* DIRECTIONS FOR THIS TASK
Scan the data beneath this task and copy each line that includes "marker".

Records that describe figures:
##############################

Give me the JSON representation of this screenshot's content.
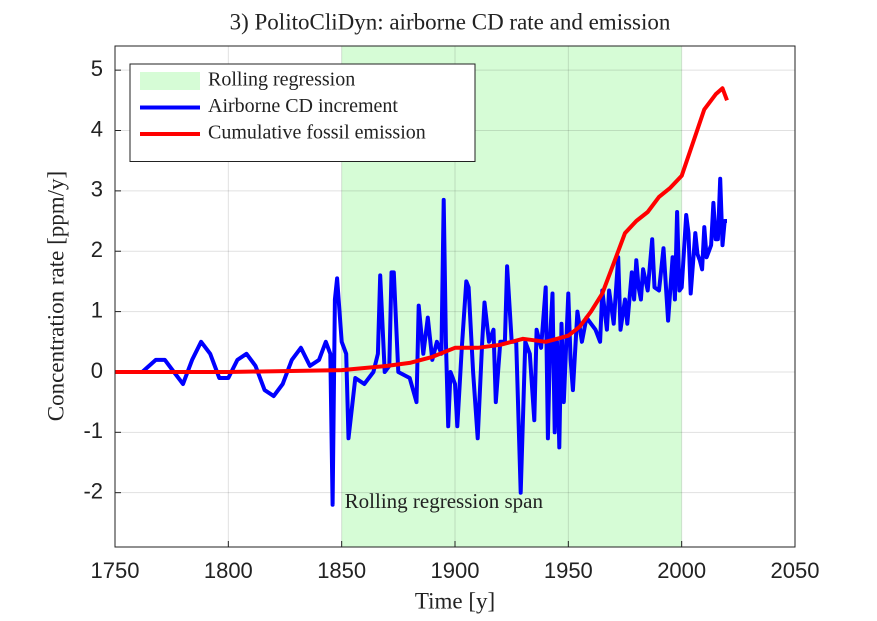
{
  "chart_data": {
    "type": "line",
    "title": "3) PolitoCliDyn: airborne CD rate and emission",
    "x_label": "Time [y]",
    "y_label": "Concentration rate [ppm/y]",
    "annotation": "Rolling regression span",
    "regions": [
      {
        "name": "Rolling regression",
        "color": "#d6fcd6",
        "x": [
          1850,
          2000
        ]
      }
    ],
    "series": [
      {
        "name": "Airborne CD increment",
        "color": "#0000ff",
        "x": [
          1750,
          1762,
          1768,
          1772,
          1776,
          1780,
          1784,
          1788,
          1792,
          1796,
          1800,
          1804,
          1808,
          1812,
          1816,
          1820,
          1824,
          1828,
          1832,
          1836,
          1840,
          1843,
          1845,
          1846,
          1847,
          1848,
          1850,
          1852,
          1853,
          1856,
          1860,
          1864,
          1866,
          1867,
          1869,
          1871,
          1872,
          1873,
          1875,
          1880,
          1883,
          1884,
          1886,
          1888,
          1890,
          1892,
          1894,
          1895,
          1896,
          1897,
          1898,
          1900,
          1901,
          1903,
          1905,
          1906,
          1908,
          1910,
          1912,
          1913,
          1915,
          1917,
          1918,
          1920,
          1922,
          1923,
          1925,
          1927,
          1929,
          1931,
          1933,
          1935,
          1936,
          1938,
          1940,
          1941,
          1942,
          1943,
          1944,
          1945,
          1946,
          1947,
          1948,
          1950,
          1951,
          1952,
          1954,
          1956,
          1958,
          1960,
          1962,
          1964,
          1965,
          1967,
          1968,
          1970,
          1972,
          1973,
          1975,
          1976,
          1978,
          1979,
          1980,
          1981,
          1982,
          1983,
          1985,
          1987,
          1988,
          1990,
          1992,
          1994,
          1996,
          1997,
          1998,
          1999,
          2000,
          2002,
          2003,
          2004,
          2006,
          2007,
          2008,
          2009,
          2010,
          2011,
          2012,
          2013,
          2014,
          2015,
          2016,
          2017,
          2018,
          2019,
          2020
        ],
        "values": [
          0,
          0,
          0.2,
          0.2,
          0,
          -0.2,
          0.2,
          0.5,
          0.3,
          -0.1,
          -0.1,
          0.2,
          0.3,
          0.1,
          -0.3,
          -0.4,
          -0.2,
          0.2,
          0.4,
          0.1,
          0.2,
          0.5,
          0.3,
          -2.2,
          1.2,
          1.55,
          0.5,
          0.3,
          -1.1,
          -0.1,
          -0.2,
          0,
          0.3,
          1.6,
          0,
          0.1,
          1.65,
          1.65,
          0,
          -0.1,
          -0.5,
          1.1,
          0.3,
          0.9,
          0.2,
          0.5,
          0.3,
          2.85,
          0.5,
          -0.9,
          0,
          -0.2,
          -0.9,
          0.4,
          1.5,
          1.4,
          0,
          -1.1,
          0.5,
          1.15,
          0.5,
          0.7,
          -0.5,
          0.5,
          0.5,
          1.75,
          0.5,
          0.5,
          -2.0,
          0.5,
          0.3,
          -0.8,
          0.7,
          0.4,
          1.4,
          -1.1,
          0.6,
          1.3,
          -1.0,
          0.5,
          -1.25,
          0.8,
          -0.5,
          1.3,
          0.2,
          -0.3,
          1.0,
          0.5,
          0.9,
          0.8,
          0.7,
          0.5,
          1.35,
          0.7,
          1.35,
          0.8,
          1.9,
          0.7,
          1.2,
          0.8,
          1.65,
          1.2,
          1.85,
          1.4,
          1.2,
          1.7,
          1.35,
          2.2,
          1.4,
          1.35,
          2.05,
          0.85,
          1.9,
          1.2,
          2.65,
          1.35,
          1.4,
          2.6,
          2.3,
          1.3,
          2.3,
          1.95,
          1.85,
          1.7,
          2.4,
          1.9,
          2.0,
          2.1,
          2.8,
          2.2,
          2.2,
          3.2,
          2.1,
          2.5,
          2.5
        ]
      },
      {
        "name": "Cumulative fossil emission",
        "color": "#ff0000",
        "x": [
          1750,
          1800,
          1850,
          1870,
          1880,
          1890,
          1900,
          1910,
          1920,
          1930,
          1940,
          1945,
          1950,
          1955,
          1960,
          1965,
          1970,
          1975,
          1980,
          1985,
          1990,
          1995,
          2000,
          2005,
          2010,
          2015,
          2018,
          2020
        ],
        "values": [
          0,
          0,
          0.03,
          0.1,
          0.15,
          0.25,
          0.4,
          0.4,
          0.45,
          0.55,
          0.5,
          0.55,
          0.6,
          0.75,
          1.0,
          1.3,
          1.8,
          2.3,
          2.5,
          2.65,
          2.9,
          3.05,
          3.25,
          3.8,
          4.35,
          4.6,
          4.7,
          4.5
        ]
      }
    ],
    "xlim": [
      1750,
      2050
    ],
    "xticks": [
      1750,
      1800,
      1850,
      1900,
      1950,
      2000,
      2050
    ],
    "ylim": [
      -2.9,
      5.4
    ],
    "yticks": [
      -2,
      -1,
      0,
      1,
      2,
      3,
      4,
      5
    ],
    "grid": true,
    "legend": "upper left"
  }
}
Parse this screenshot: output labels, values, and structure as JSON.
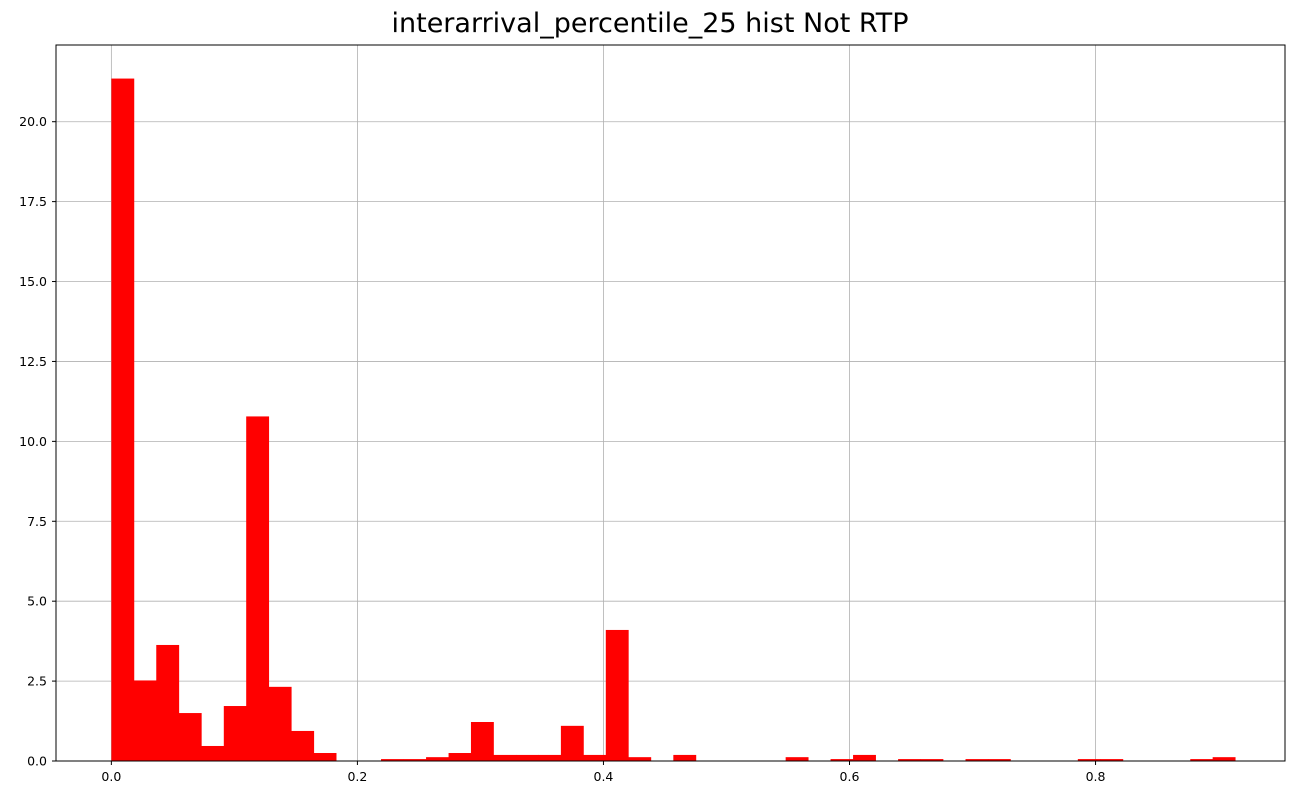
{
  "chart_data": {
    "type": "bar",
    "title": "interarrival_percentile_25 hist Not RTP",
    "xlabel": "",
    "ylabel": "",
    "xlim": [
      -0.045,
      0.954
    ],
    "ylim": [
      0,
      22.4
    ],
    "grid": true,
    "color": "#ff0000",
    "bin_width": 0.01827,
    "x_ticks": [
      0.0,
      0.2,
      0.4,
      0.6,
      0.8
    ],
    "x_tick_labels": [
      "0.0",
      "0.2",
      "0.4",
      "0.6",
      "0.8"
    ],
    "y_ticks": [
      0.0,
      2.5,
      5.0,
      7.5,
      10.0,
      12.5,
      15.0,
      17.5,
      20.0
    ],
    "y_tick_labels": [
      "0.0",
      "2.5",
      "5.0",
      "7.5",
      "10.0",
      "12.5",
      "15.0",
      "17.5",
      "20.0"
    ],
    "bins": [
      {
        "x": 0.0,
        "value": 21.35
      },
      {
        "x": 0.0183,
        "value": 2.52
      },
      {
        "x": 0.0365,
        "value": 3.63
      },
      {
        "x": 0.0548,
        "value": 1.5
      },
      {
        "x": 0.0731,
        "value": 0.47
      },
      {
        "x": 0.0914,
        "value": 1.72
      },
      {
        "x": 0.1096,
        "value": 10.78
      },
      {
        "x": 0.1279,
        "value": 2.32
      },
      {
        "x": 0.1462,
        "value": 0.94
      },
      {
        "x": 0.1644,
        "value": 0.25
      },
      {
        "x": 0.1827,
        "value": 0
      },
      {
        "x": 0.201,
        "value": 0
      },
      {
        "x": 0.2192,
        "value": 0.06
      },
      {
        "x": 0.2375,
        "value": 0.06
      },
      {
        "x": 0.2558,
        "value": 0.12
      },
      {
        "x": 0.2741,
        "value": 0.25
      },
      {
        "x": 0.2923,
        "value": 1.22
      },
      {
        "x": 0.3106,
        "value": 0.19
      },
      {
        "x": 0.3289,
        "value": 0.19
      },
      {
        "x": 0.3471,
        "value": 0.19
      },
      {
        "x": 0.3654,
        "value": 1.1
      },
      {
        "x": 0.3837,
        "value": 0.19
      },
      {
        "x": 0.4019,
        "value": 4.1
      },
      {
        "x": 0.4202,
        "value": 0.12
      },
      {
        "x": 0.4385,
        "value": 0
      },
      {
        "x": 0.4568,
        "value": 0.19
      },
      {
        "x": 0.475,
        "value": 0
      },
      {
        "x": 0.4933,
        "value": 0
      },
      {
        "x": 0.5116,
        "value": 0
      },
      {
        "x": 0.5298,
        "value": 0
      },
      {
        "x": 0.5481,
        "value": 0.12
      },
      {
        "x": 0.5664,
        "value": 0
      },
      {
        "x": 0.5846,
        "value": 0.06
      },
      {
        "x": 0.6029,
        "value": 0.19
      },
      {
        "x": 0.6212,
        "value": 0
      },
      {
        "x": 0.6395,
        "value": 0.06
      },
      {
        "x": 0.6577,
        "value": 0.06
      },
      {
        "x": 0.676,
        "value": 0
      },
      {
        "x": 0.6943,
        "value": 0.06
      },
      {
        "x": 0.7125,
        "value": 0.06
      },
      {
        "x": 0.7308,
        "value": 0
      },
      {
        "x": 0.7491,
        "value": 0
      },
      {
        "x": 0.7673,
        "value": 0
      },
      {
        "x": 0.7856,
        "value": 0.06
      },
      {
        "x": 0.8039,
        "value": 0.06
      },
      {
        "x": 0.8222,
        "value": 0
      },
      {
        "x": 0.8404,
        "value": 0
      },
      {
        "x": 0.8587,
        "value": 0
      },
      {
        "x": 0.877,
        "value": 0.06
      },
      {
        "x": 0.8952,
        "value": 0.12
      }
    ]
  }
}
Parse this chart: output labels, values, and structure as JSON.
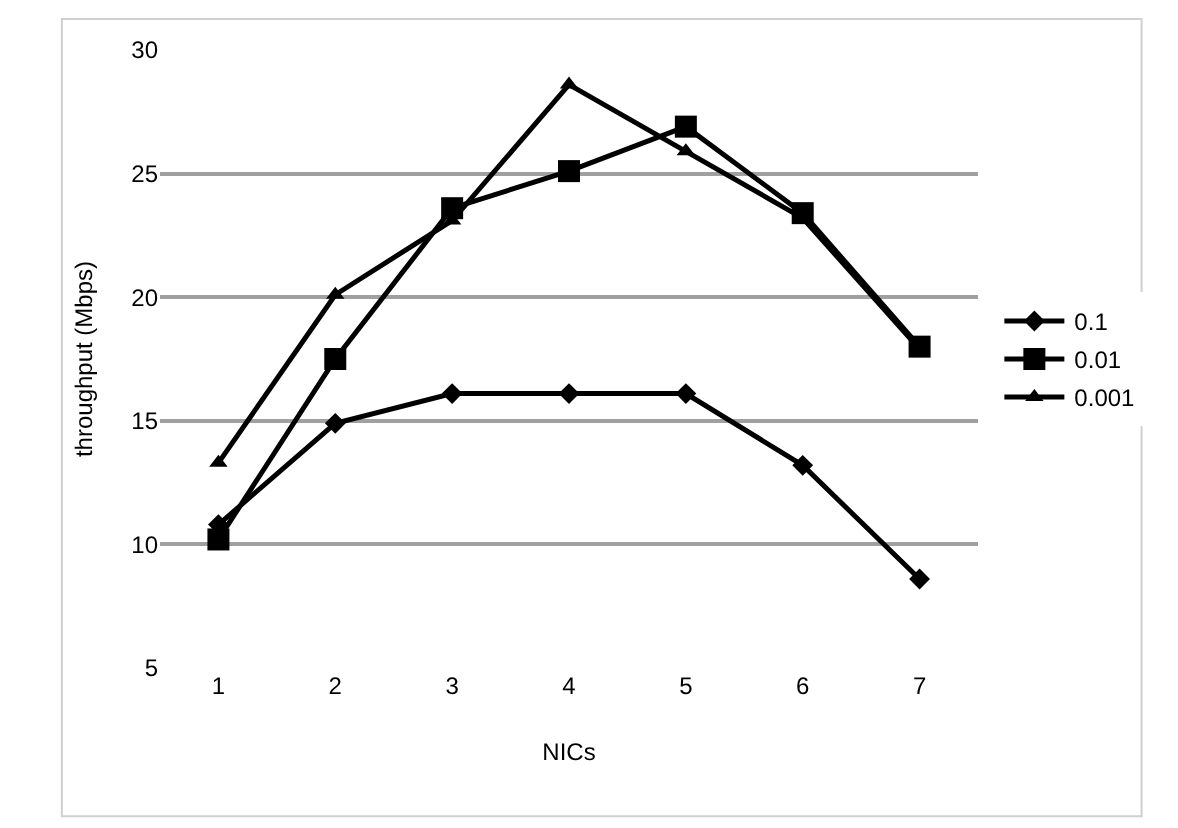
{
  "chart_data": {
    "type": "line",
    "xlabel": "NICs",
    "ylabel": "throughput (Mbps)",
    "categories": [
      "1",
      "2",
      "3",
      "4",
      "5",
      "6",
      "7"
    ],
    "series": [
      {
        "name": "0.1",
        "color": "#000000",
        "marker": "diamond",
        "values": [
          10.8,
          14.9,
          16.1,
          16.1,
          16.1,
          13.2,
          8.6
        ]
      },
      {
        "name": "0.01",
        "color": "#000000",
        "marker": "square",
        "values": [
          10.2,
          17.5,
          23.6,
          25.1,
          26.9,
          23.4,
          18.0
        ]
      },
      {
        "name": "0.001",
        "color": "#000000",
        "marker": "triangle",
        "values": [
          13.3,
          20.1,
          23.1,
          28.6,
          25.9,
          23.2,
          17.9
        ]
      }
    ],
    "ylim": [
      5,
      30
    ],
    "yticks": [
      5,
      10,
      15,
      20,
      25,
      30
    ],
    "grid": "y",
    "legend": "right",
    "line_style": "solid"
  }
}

##############################

* COMPLETE OUTPUT
        "marker": "diamond",
        "marker": "square",
        "marker": "triangle",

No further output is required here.